▸ **Prompt**:
Print each of the entries exactly, leaving nothing out.

<<<<

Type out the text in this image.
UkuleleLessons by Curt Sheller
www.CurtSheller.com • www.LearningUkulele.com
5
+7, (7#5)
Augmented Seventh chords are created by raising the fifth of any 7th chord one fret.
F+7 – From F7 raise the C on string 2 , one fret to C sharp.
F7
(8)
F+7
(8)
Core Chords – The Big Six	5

>>>>

▸ **The completed task**:
Type out the text in this image.
UkuleleLessons by Curt Sheller
www.CurtSheller.com • www.LearningUkulele.com
5
+7, (7#5)
Augmented Seventh chords are created by raising the fifth of any 7th chord one fret.
F+7 – From F7 raise the C on string 2 , one fret to C sharp.
F7
(8)
F+7
(8)
Core Chords – The Big Six	5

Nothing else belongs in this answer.